▶ [WORK INSTRUCTIONS]: Drop the pictures, then extract the listing word for word.

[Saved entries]
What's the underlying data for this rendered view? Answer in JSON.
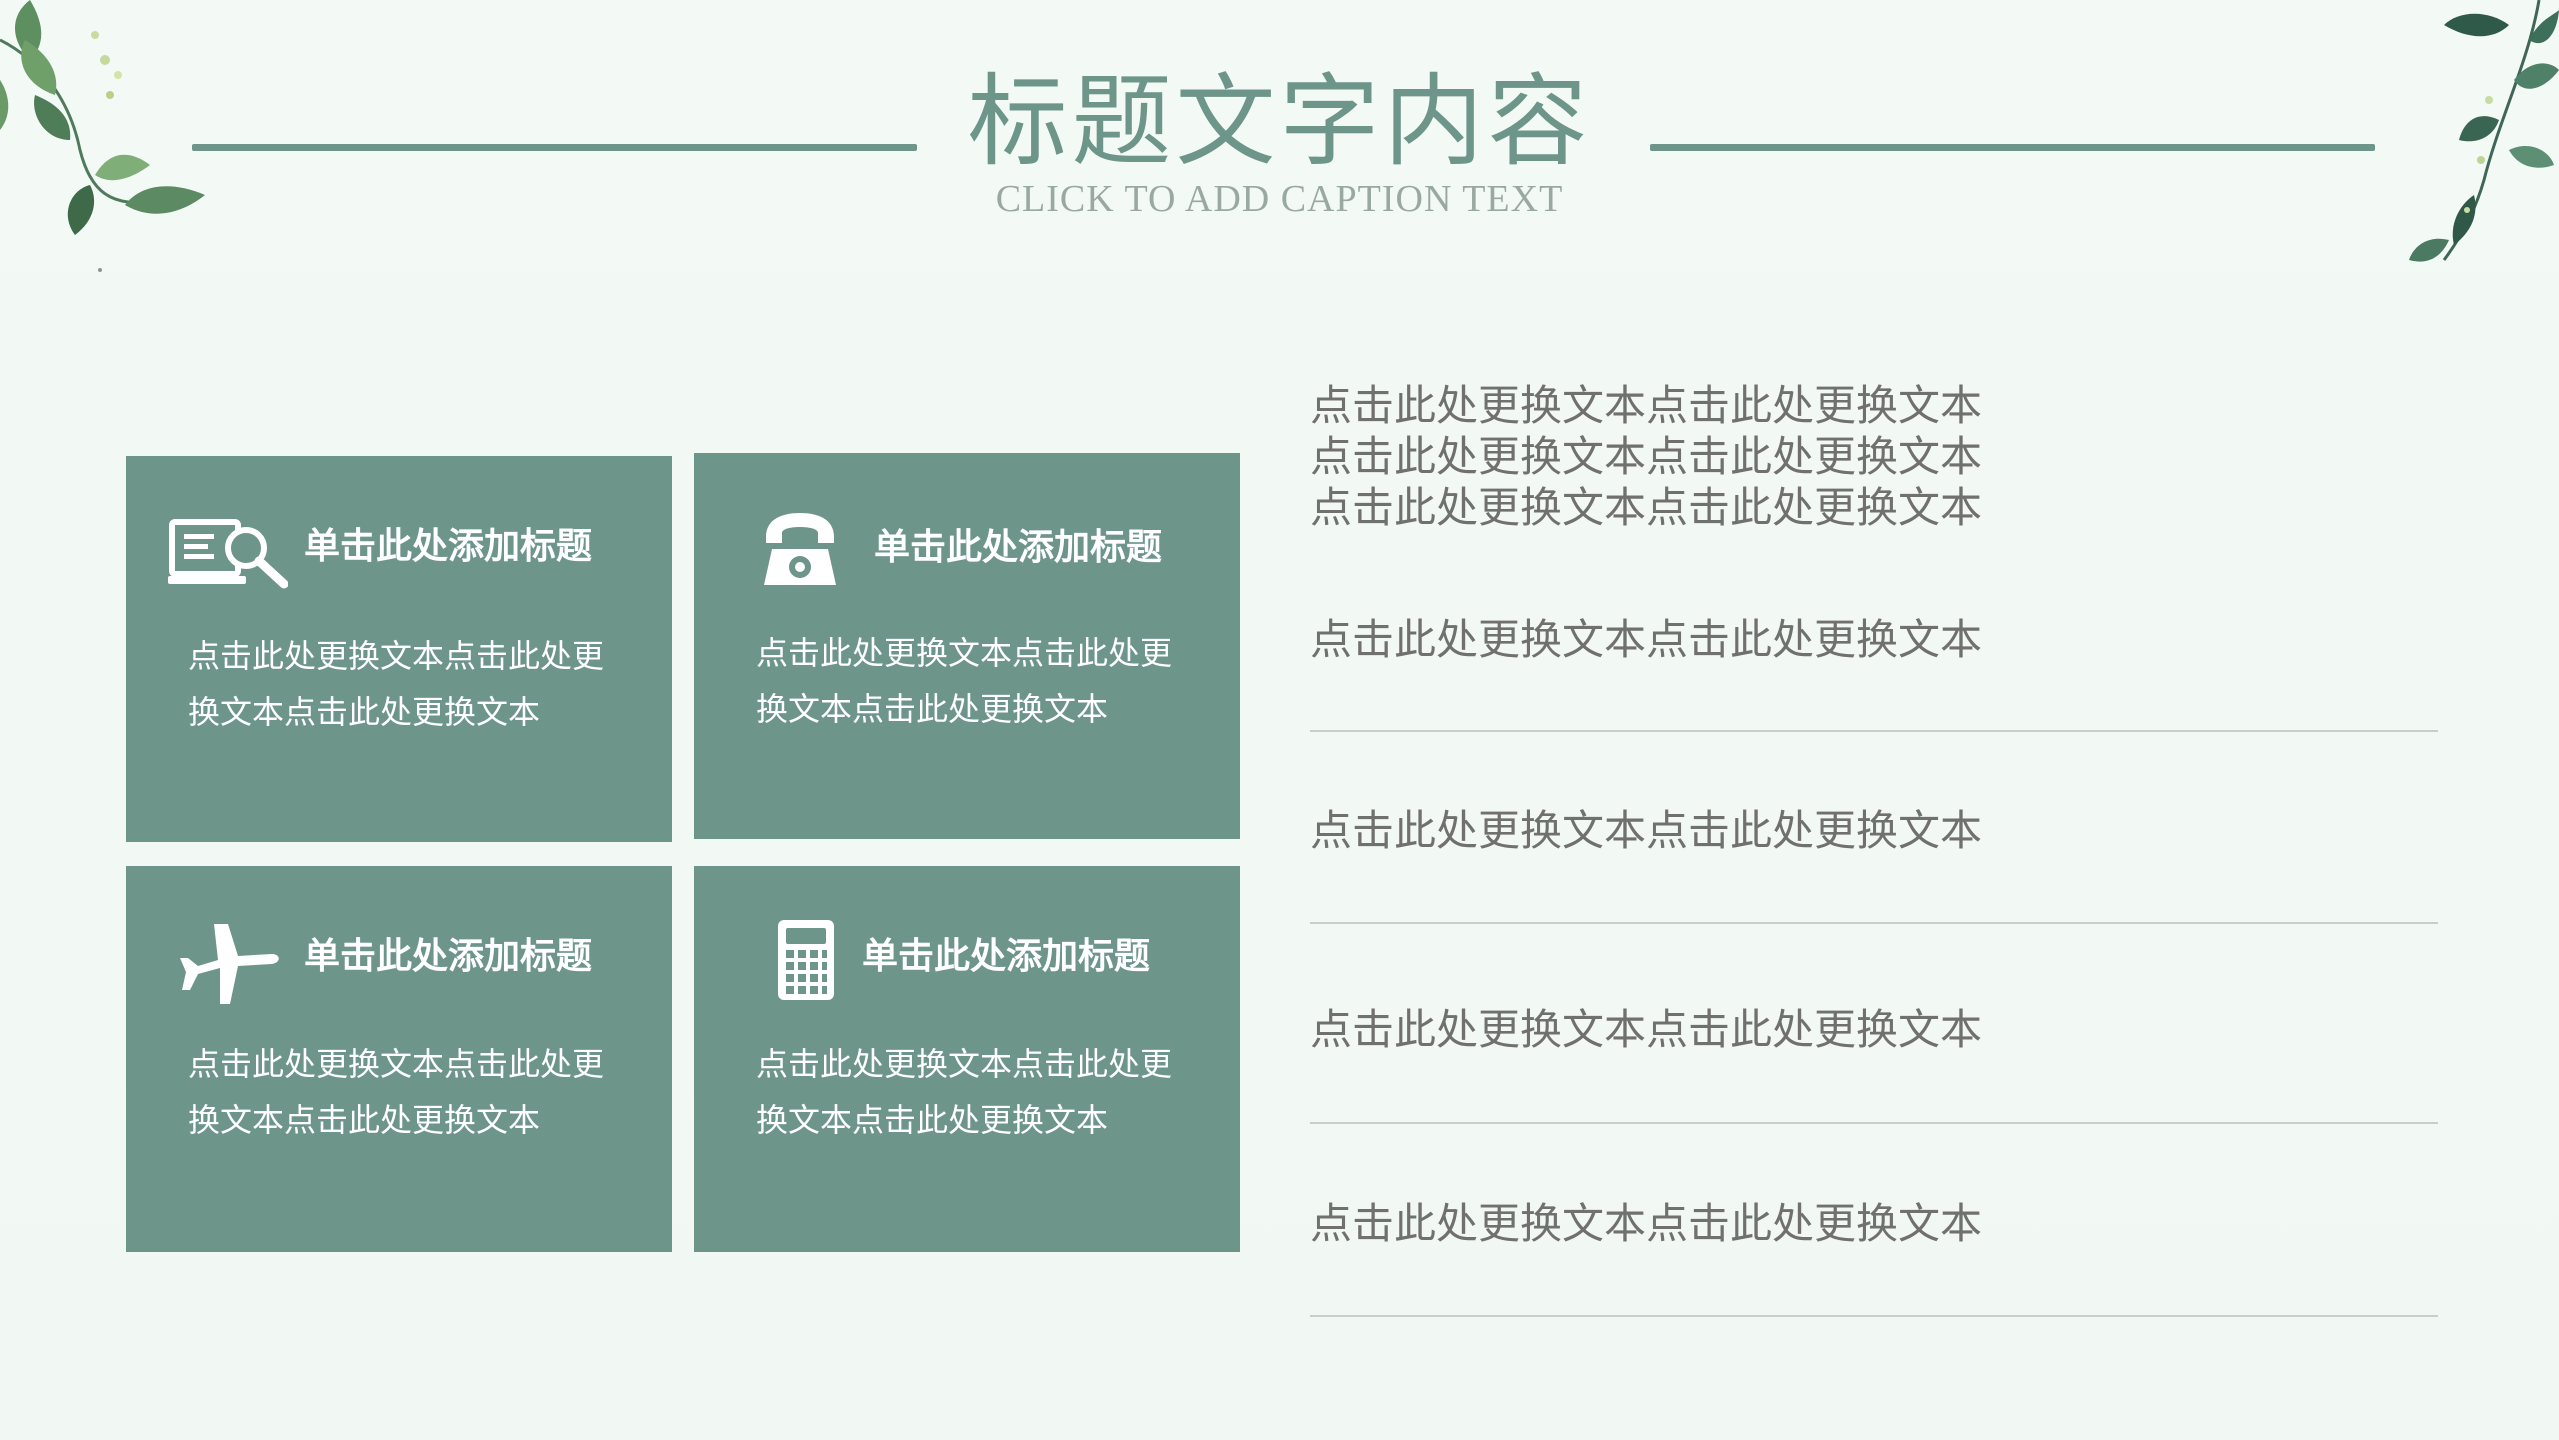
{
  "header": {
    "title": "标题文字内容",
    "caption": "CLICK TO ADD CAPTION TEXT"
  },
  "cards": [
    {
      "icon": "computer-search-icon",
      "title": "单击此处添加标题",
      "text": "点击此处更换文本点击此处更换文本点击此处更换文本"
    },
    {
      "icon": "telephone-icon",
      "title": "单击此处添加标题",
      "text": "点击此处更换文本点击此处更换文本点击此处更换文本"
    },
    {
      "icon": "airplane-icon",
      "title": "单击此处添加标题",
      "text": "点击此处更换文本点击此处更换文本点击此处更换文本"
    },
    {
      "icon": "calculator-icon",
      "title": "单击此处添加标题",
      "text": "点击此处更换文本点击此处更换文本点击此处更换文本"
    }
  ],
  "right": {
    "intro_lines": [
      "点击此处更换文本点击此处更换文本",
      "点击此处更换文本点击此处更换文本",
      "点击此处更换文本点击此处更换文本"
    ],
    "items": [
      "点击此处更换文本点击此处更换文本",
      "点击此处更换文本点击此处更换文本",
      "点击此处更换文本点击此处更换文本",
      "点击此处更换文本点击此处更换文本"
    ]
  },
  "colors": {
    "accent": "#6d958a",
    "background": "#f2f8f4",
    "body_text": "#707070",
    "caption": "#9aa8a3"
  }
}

▶ [SOLUTION FOR THIS TASK]:
What's the underlying data for this rendered view? Answer in JSON.
{
  "header": {
    "title": "标题文字内容",
    "caption": "CLICK TO ADD CAPTION TEXT"
  },
  "cards": [
    {
      "icon": "computer-search-icon",
      "title": "单击此处添加标题",
      "text": "点击此处更换文本点击此处更换文本点击此处更换文本"
    },
    {
      "icon": "telephone-icon",
      "title": "单击此处添加标题",
      "text": "点击此处更换文本点击此处更换文本点击此处更换文本"
    },
    {
      "icon": "airplane-icon",
      "title": "单击此处添加标题",
      "text": "点击此处更换文本点击此处更换文本点击此处更换文本"
    },
    {
      "icon": "calculator-icon",
      "title": "单击此处添加标题",
      "text": "点击此处更换文本点击此处更换文本点击此处更换文本"
    }
  ],
  "right": {
    "intro_lines": [
      "点击此处更换文本点击此处更换文本",
      "点击此处更换文本点击此处更换文本",
      "点击此处更换文本点击此处更换文本"
    ],
    "items": [
      "点击此处更换文本点击此处更换文本",
      "点击此处更换文本点击此处更换文本",
      "点击此处更换文本点击此处更换文本",
      "点击此处更换文本点击此处更换文本"
    ]
  },
  "colors": {
    "accent": "#6d958a",
    "background": "#f2f8f4",
    "body_text": "#707070",
    "caption": "#9aa8a3"
  }
}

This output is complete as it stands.